Extract each line containing the string "button".

Dataset items:
[start]
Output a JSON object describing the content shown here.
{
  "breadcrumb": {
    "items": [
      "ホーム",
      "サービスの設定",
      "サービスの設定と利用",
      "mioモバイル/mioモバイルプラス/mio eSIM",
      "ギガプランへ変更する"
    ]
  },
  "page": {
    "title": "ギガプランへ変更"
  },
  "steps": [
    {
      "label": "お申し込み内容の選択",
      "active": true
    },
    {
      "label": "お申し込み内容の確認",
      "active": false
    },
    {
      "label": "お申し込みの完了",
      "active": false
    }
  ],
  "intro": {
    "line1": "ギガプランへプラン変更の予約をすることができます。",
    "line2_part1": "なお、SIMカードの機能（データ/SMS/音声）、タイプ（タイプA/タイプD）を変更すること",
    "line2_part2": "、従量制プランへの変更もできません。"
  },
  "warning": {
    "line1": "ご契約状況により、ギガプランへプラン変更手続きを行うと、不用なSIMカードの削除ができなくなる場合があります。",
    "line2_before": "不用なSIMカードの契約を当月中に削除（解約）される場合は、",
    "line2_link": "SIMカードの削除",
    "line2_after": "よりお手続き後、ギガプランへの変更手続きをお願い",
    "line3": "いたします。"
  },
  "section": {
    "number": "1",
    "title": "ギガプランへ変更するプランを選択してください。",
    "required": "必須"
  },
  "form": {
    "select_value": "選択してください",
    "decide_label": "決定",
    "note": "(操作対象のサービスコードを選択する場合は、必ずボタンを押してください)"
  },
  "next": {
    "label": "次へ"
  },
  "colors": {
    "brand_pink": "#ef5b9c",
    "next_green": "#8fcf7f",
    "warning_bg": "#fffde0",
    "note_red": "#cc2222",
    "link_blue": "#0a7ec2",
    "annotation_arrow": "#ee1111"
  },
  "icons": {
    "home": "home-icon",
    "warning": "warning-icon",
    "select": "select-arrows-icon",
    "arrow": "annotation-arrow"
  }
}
[end]
[start]
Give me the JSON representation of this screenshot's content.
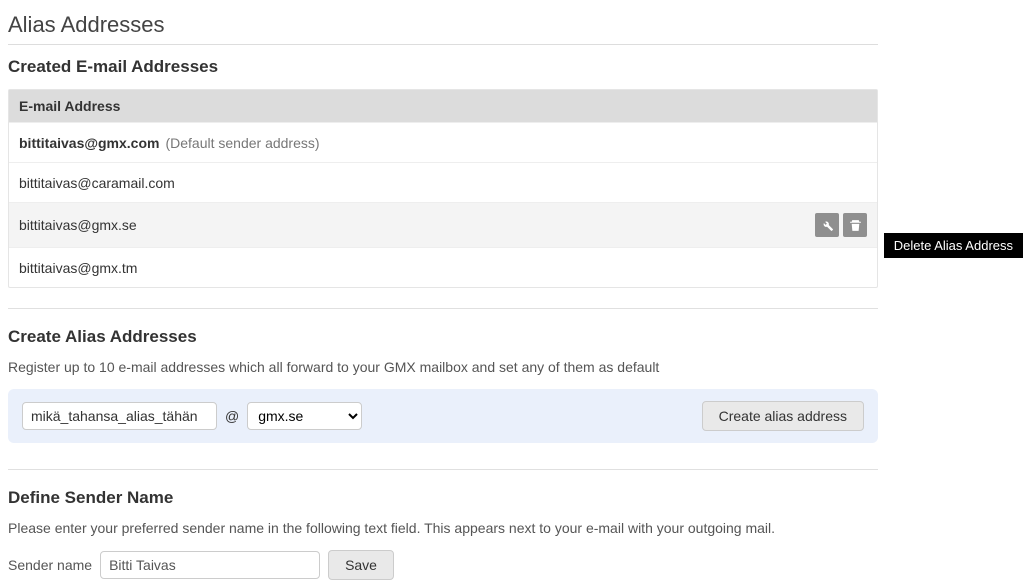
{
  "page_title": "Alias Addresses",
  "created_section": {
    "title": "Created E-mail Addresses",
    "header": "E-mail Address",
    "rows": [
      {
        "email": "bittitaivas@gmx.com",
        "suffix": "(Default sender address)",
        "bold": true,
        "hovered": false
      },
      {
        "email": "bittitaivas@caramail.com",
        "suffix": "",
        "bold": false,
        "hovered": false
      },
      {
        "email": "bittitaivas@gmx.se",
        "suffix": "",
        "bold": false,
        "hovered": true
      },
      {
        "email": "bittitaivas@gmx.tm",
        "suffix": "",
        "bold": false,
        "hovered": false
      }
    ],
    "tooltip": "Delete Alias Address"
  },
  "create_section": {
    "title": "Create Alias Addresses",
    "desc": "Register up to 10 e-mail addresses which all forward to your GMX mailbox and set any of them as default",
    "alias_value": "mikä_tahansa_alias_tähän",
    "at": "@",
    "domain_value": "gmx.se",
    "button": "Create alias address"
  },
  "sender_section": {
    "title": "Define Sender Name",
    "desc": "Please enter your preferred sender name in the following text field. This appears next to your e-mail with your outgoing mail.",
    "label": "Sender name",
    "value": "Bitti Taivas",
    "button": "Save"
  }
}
[end]
### Output
    "button": "Create alias address"
    "button": "Save"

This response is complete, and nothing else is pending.